◆ Work to be completed ◆
Copy out every line that contains "Guðrun".
----- Task inputs
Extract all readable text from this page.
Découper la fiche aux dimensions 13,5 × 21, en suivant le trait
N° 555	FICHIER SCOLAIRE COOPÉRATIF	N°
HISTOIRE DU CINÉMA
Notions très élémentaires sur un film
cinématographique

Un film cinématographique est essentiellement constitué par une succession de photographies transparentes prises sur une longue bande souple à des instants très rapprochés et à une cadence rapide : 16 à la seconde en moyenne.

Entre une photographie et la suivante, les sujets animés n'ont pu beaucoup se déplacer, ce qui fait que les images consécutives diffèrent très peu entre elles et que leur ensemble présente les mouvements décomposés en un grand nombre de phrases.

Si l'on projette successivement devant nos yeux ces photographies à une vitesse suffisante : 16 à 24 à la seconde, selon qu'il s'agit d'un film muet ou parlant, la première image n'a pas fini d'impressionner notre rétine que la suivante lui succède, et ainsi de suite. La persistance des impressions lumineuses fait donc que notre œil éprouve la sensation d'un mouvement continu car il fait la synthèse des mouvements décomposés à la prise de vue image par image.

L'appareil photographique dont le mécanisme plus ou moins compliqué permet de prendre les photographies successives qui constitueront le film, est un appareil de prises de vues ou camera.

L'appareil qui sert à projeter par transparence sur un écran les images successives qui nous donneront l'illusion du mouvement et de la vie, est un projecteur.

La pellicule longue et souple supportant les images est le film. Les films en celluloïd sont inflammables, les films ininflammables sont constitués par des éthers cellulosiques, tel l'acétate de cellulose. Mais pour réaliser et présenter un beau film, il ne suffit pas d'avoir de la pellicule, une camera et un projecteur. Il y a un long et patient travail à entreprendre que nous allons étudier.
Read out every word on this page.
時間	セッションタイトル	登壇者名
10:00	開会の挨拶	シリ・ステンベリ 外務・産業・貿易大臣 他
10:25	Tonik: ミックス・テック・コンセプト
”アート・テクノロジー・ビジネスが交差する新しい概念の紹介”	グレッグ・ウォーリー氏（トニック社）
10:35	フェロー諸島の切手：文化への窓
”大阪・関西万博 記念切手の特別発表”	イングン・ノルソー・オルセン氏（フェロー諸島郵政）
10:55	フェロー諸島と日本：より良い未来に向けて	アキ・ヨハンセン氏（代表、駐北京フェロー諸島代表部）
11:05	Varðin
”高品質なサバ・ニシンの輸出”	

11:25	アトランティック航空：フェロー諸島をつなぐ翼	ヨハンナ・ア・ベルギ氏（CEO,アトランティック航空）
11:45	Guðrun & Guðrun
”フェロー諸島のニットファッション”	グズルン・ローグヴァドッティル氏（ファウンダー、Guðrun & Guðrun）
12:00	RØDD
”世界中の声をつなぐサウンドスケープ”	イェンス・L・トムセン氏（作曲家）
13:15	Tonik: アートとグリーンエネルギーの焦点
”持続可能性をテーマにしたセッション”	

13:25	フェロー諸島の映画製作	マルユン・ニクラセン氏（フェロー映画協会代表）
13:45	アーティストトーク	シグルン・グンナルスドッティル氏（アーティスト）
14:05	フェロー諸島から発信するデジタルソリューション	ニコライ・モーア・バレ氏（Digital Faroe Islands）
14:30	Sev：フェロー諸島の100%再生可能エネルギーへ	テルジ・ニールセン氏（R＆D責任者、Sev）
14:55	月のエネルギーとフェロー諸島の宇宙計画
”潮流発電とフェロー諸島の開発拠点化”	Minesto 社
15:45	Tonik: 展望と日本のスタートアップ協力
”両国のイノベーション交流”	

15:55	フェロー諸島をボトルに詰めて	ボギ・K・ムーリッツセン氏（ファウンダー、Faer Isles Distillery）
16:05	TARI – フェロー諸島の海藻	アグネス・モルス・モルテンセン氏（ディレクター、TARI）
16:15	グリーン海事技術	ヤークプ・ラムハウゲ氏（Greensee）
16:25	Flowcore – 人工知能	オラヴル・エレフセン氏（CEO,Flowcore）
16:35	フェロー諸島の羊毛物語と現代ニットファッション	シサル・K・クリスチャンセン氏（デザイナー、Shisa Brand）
----------
◆ The response ◆
11:45	Guðrun & Guðrun
”フェロー諸島のニットファッション”	グズルン・ローグヴァドッティル氏（ファウンダー、Guðrun & Guðrun）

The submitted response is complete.